[Collection entries]
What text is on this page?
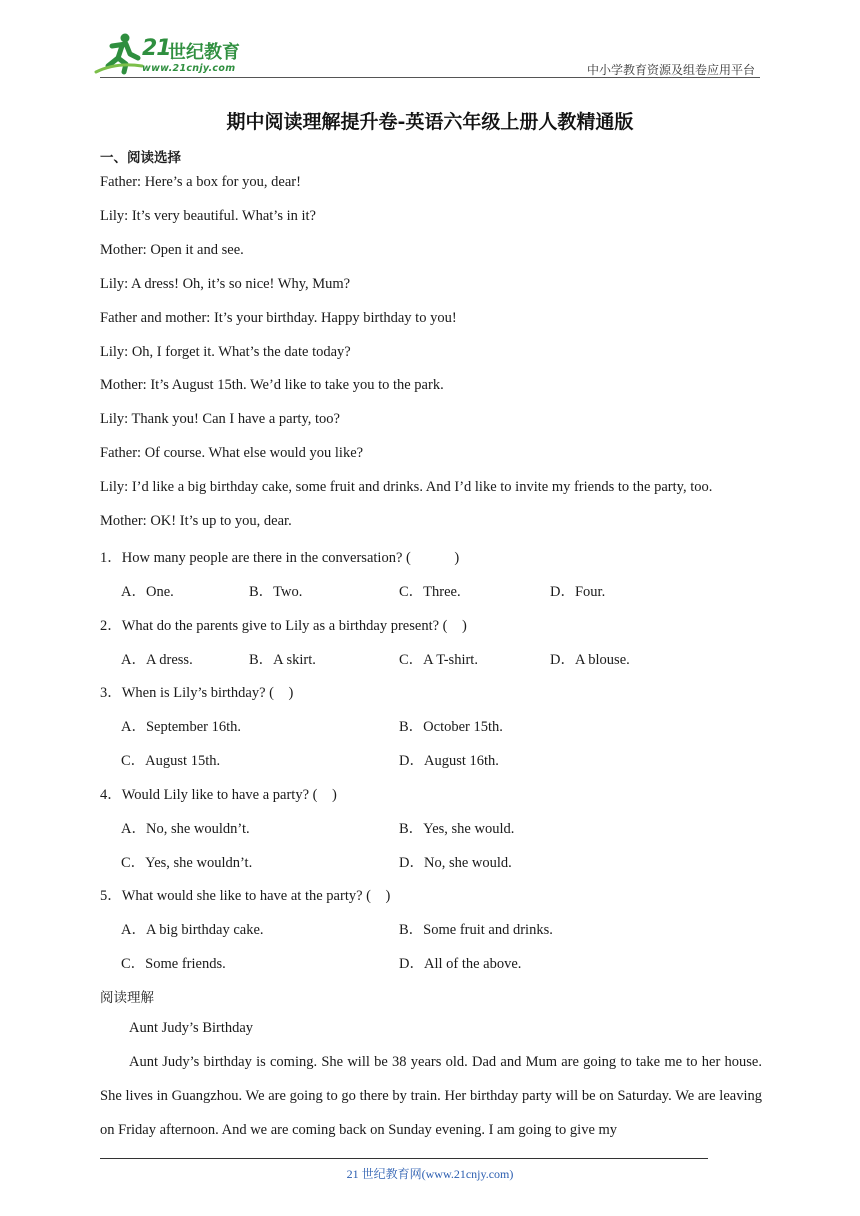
21
世纪教育
www.21cnjy.com	中小学教育资源及组卷应用平台
期中阅读理解提升卷-英语六年级上册人教精通版
一、阅读选择
Father: Here’s a box for you, dear!
Lily: It’s very beautiful. What’s in it?
Mother: Open it and see.
Lily: A dress! Oh, it’s so nice! Why, Mum?
Father and mother: It’s your birthday. Happy birthday to you!
Lily: Oh, I forget it. What’s the date today?
Mother: It’s August 15th. We’d like to take you to the park.
Lily: Thank you! Can I have a party, too?
Father: Of course. What else would you like?
Lily: I’d like a big birthday cake, some fruit and drinks. And I’d like to invite my friends to the party, too.
Mother: OK! It’s up to you, dear.
1．How many people are there in the conversation? (　　　)
A．One.	B．Two.	C．Three.	D．Four.
2．What do the parents give to Lily as a birthday present? (　)
A．A dress.	B．A skirt.	C．A T-shirt.	D．A blouse.
3．When is Lily’s birthday? (　)
A．September 16th.	B．October 15th.
C．August 15th.	D．August 16th.
4．Would Lily like to have a party? (　)
A．No, she wouldn’t.	B．Yes, she would.
C．Yes, she wouldn’t.	D．No, she would.
5．What would she like to have at the party? (　)
A．A big birthday cake.	B．Some fruit and drinks.
C．Some friends.	D．All of the above.
阅读理解
Aunt Judy’s Birthday
Aunt Judy’s birthday is coming. She will be 38 years old. Dad and Mum are going to take me to her house. She lives in Guangzhou. We are going to go there by train. Her birthday party will be on Saturday. We are leaving on Friday afternoon. And we are coming back on Sunday evening. I am going to give my
21 世纪教育网(www.21cnjy.com)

TASK BRIEF
Count how many lines contain "Judy" and give only that count.

ANSWER
2